##### RECORDS PROVIDED

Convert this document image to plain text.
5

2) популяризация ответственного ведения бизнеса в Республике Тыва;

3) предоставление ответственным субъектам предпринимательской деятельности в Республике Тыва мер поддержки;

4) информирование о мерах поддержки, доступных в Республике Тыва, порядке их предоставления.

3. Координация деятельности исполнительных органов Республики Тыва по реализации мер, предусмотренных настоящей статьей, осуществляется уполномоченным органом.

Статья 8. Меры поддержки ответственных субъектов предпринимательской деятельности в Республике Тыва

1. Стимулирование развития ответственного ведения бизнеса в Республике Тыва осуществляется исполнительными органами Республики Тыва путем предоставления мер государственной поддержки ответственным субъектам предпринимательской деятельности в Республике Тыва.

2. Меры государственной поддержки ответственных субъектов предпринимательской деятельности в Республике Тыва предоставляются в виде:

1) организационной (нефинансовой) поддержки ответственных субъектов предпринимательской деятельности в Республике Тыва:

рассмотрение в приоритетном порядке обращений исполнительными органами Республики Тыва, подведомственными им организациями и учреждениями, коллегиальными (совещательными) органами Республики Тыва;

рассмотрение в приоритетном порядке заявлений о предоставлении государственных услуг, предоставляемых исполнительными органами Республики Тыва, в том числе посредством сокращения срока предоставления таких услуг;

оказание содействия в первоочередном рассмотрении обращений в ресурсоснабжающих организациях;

##########

- _AIM_:
Repeat each record exactly, leaving nothing out.

- _RESULT BELOW_:
Convert this document image to plain text.
5

2) популяризация ответственного ведения бизнеса в Республике Тыва;

3) предоставление ответственным субъектам предпринимательской деятельности в Республике Тыва мер поддержки;

4) информирование о мерах поддержки, доступных в Республике Тыва, порядке их предоставления.

3. Координация деятельности исполнительных органов Республики Тыва по реализации мер, предусмотренных настоящей статьей, осуществляется уполномоченным органом.

Статья 8. Меры поддержки ответственных субъектов предпринимательской деятельности в Республике Тыва

1. Стимулирование развития ответственного ведения бизнеса в Республике Тыва осуществляется исполнительными органами Республики Тыва путем предоставления мер государственной поддержки ответственным субъектам предпринимательской деятельности в Республике Тыва.

2. Меры государственной поддержки ответственных субъектов предпринимательской деятельности в Республике Тыва предоставляются в виде:

1) организационной (нефинансовой) поддержки ответственных субъектов предпринимательской деятельности в Республике Тыва:

рассмотрение в приоритетном порядке обращений исполнительными органами Республики Тыва, подведомственными им организациями и учреждениями, коллегиальными (совещательными) органами Республики Тыва;

рассмотрение в приоритетном порядке заявлений о предоставлении государственных услуг, предоставляемых исполнительными органами Республики Тыва, в том числе посредством сокращения срока предоставления таких услуг;

оказание содействия в первоочередном рассмотрении обращений в ресурсоснабжающих организациях;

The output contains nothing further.